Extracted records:

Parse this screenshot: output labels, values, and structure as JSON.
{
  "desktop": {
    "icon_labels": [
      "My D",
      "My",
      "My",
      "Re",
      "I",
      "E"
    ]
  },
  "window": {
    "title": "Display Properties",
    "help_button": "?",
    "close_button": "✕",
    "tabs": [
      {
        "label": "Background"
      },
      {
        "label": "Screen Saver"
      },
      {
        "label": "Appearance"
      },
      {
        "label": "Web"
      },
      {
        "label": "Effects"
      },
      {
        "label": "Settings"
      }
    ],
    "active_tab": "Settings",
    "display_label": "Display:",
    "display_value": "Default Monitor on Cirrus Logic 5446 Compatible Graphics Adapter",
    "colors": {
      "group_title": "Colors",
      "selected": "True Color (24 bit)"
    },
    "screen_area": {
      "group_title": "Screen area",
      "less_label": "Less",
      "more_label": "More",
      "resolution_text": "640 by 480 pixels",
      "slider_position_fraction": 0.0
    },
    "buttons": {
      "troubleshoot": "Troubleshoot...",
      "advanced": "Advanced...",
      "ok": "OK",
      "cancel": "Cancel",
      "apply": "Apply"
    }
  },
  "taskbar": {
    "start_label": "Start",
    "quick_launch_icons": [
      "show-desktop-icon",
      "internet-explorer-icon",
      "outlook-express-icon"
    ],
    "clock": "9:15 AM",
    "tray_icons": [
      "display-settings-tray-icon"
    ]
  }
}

Task instructions: Copy out each line exactly.

Result of the task:
Parse this screenshot: output labels, values, and structure as JSON.
{
  "desktop": {
    "icon_labels": [
      "My D",
      "My",
      "My",
      "Re",
      "I",
      "E"
    ]
  },
  "window": {
    "title": "Display Properties",
    "help_button": "?",
    "close_button": "✕",
    "tabs": [
      {
        "label": "Background"
      },
      {
        "label": "Screen Saver"
      },
      {
        "label": "Appearance"
      },
      {
        "label": "Web"
      },
      {
        "label": "Effects"
      },
      {
        "label": "Settings"
      }
    ],
    "active_tab": "Settings",
    "display_label": "Display:",
    "display_value": "Default Monitor on Cirrus Logic 5446 Compatible Graphics Adapter",
    "colors": {
      "group_title": "Colors",
      "selected": "True Color (24 bit)"
    },
    "screen_area": {
      "group_title": "Screen area",
      "less_label": "Less",
      "more_label": "More",
      "resolution_text": "640 by 480 pixels",
      "slider_position_fraction": 0.0
    },
    "buttons": {
      "troubleshoot": "Troubleshoot...",
      "advanced": "Advanced...",
      "ok": "OK",
      "cancel": "Cancel",
      "apply": "Apply"
    }
  },
  "taskbar": {
    "start_label": "Start",
    "quick_launch_icons": [
      "show-desktop-icon",
      "internet-explorer-icon",
      "outlook-express-icon"
    ],
    "clock": "9:15 AM",
    "tray_icons": [
      "display-settings-tray-icon"
    ]
  }
}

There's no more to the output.